### Dataset ###

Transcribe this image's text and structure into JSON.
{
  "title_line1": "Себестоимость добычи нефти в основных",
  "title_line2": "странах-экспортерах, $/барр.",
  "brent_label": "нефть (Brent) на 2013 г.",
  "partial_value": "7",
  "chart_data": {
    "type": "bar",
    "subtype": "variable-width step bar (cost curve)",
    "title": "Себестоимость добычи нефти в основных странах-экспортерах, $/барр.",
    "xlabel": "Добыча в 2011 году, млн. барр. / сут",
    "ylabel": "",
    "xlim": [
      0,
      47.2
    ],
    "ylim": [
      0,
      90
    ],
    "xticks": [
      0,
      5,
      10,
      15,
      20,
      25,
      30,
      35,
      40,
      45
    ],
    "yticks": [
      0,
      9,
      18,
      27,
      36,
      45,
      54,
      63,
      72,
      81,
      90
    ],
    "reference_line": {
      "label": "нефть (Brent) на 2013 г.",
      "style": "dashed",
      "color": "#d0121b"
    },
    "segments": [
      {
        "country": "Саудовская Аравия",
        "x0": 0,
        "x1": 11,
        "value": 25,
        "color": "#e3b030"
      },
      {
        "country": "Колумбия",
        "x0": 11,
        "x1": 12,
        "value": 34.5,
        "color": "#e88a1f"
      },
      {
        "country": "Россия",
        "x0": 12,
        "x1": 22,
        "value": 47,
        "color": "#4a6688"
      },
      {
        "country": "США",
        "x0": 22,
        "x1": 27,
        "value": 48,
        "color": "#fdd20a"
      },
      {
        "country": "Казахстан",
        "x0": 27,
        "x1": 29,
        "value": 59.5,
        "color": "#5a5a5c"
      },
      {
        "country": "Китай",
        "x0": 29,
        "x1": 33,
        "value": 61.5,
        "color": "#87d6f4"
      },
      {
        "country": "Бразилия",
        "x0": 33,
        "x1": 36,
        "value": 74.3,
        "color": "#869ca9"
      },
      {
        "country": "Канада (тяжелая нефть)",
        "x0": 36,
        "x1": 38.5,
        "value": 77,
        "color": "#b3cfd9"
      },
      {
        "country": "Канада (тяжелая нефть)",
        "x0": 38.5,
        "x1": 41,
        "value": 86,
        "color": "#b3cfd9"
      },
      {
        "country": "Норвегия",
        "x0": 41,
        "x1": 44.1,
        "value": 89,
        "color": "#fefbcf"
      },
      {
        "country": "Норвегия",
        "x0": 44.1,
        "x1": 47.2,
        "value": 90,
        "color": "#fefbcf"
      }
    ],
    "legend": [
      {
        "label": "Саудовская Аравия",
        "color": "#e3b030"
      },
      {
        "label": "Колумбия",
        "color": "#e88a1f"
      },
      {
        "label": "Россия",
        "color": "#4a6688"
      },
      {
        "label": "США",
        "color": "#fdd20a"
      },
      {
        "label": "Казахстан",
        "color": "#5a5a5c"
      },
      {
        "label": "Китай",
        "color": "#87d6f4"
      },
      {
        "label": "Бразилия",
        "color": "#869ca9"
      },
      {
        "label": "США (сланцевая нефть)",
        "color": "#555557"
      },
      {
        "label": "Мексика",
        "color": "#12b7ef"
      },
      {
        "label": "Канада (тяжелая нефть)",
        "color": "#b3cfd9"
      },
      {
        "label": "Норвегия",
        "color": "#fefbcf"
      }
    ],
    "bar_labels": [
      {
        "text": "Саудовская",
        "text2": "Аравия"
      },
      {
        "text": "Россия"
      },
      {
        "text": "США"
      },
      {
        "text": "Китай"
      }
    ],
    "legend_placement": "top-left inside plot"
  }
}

###

◆ What is needed ◆
Read the entries above, then pull out the lines that include "Себестоимость".

◆ Result of this task ◆
  "title_line1": "Себестоимость добычи нефти в основных",
    "title": "Себестоимость добычи нефти в основных странах-экспортерах, $/барр.",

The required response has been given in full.